Collected data:
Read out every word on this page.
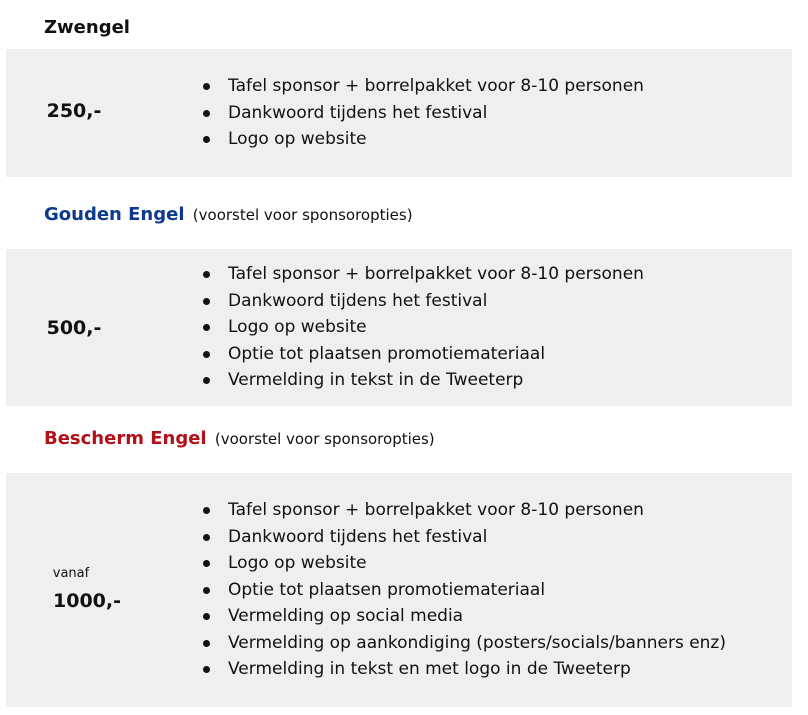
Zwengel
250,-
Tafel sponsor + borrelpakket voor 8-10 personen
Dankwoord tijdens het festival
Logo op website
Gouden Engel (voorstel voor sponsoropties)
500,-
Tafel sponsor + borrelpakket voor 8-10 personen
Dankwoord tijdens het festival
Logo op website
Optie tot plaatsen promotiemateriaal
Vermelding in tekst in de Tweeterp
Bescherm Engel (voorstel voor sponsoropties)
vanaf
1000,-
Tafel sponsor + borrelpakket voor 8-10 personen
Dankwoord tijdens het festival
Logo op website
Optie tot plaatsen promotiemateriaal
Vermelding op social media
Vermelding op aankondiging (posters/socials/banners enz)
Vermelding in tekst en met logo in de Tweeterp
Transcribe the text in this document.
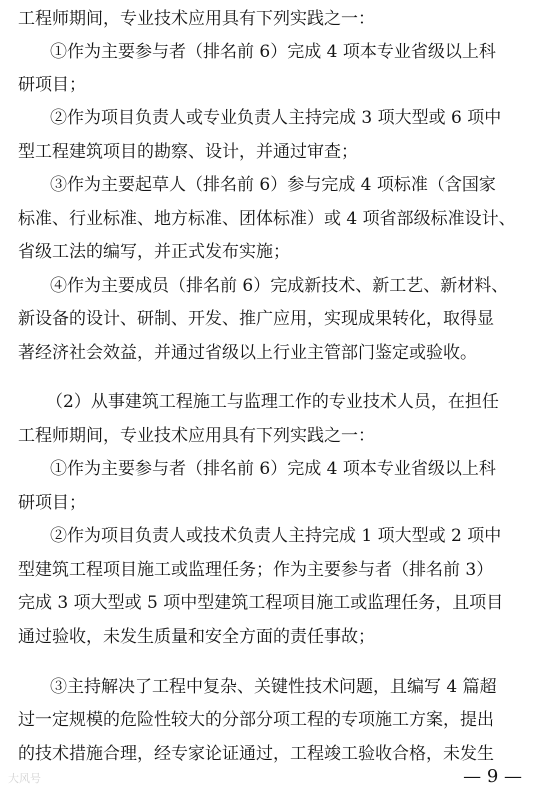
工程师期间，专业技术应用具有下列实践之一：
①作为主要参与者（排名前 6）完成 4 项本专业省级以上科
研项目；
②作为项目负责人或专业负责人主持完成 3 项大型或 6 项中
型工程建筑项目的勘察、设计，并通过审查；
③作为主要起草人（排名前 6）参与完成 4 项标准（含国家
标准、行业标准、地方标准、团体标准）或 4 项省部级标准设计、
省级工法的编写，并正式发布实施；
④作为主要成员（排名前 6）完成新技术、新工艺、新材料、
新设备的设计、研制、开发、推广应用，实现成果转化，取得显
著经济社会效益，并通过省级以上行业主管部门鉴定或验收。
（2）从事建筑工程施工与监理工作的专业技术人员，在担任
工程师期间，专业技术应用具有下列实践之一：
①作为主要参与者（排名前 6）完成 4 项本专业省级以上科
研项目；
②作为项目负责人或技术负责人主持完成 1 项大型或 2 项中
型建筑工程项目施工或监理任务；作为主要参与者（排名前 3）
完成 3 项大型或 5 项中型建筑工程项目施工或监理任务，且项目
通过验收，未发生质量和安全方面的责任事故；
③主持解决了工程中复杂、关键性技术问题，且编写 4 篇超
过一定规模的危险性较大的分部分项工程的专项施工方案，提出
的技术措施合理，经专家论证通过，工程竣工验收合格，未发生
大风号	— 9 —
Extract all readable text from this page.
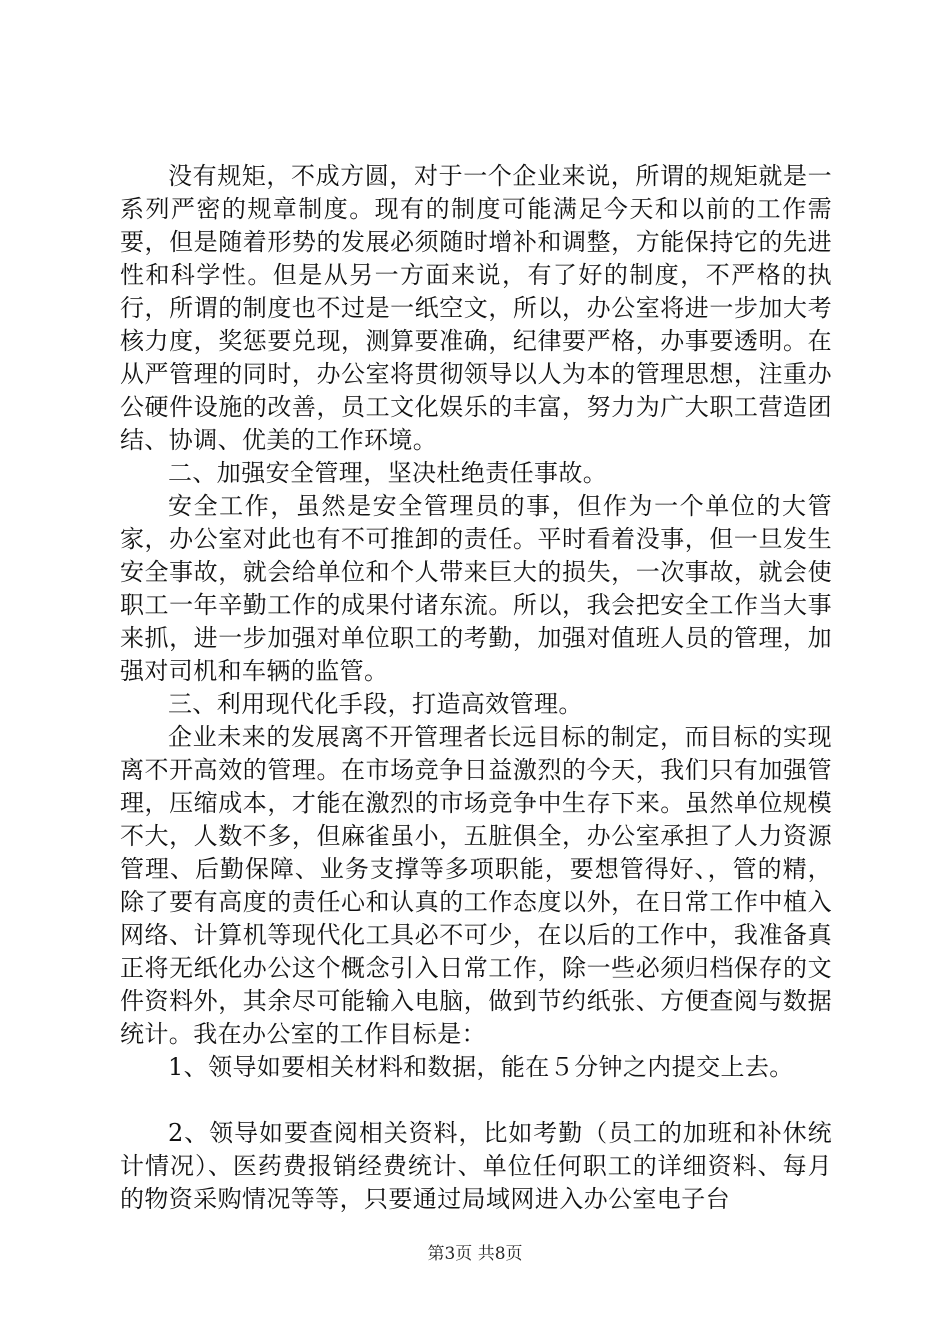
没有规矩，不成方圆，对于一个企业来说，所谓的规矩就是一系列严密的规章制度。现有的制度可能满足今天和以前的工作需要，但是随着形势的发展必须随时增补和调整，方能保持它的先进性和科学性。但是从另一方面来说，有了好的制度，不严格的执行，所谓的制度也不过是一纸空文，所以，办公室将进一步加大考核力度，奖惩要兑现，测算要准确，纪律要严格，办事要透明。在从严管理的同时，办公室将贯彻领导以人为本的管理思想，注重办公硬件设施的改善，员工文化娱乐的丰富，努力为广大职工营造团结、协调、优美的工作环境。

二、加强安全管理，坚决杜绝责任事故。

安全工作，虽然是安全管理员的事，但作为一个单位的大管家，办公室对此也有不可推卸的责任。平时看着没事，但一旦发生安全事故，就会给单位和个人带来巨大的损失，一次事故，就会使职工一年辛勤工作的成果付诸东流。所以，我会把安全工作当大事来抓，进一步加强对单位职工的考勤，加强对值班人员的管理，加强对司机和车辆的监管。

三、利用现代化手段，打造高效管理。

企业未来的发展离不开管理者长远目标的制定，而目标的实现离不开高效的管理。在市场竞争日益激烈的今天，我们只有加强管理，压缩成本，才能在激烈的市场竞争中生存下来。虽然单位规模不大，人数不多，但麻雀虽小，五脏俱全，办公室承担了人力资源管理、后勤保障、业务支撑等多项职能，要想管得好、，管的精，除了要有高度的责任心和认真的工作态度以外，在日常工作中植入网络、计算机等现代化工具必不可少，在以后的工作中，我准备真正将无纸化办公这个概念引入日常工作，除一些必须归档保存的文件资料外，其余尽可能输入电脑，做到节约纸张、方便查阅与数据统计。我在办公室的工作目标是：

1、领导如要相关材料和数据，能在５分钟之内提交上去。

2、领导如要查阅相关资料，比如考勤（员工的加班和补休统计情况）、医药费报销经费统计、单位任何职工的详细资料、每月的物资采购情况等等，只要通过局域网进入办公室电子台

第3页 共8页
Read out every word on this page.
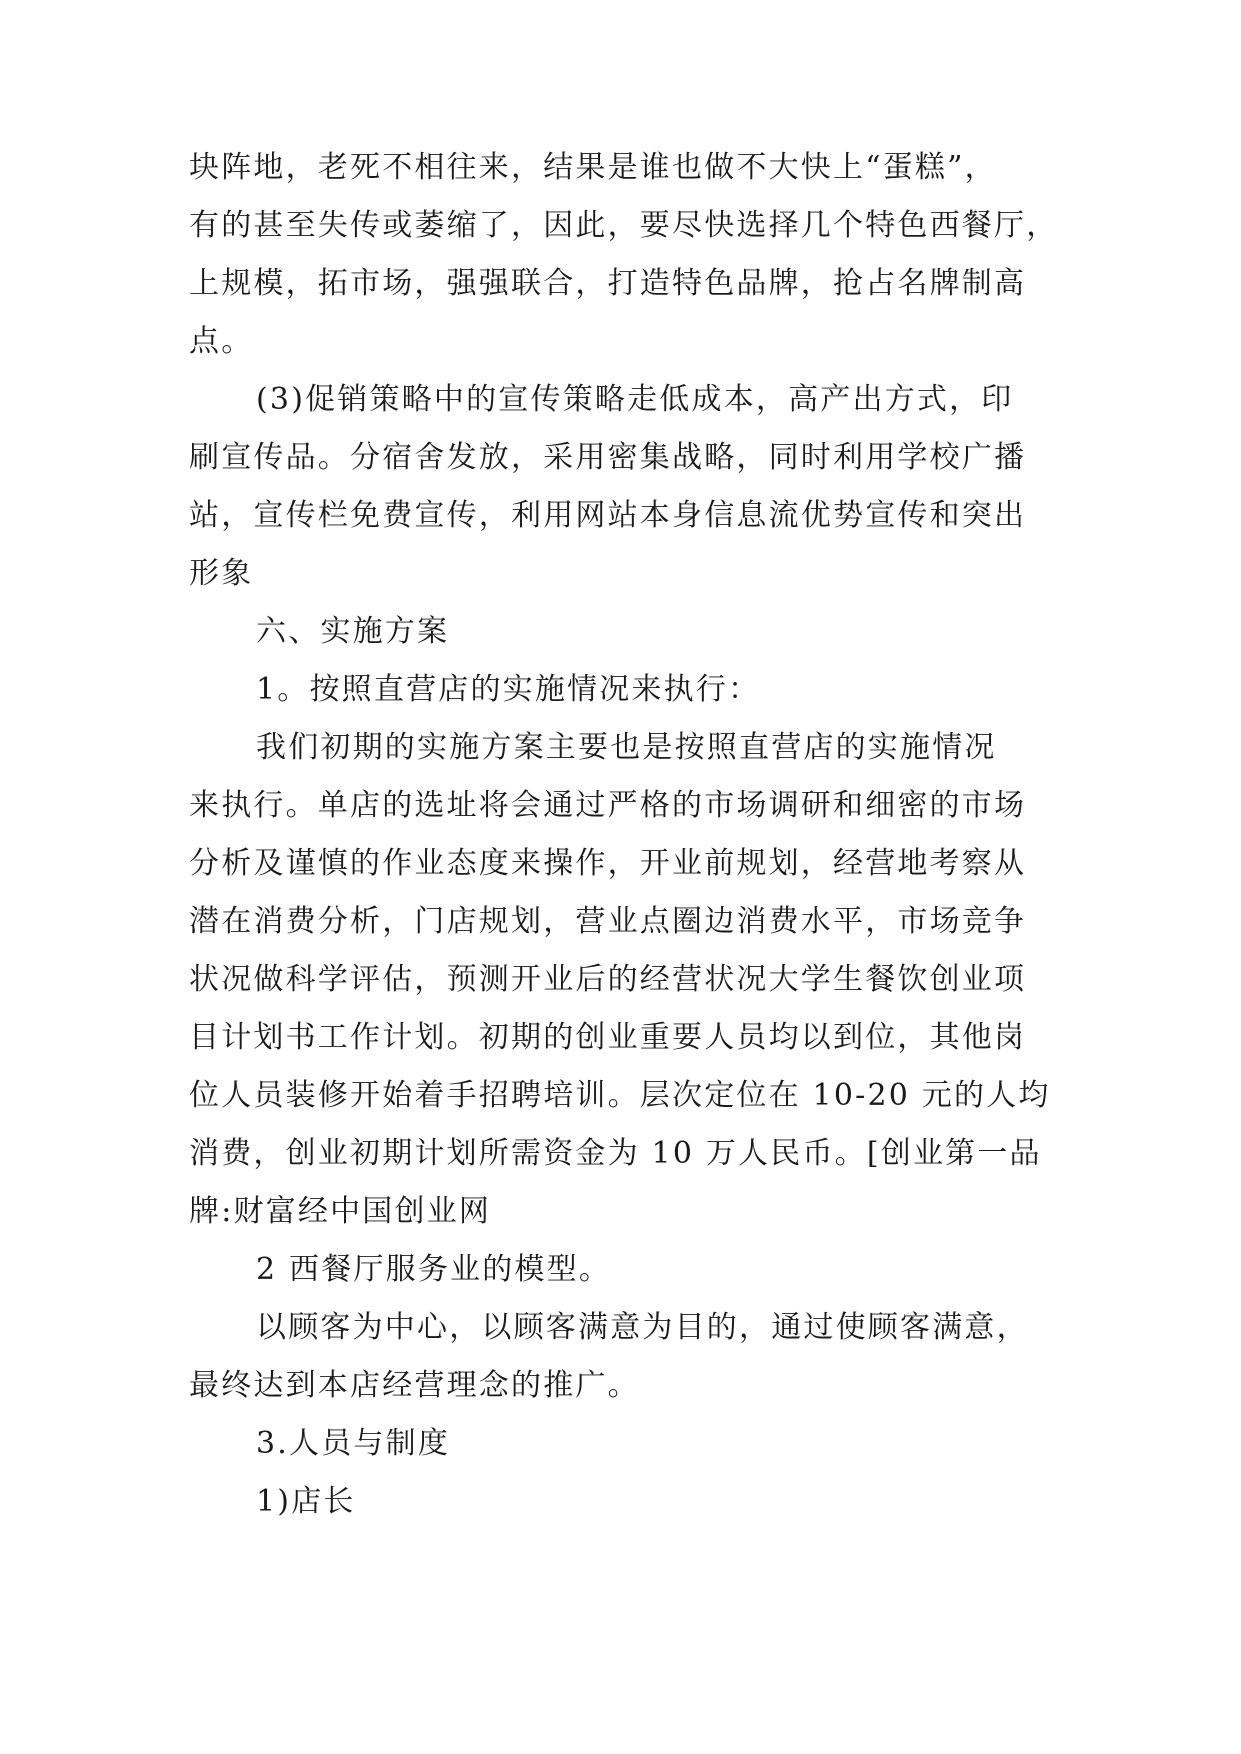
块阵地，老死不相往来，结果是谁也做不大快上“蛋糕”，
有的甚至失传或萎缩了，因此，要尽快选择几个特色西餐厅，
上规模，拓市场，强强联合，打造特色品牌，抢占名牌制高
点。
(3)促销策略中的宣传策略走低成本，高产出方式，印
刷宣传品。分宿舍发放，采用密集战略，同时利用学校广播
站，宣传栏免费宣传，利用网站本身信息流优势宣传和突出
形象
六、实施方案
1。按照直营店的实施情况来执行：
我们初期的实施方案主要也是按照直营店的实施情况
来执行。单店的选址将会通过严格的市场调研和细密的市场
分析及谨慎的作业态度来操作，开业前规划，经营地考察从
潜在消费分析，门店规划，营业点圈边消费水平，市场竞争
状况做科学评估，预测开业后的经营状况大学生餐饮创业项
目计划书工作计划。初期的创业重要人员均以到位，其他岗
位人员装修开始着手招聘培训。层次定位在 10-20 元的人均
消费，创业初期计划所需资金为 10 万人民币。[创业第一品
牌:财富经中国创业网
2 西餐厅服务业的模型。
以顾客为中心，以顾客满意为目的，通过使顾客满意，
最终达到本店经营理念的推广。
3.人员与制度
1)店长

The task
Show all lines above holding "text".

Answer to this problem
Transcribe the text in this document.
Extract all readable text from this page.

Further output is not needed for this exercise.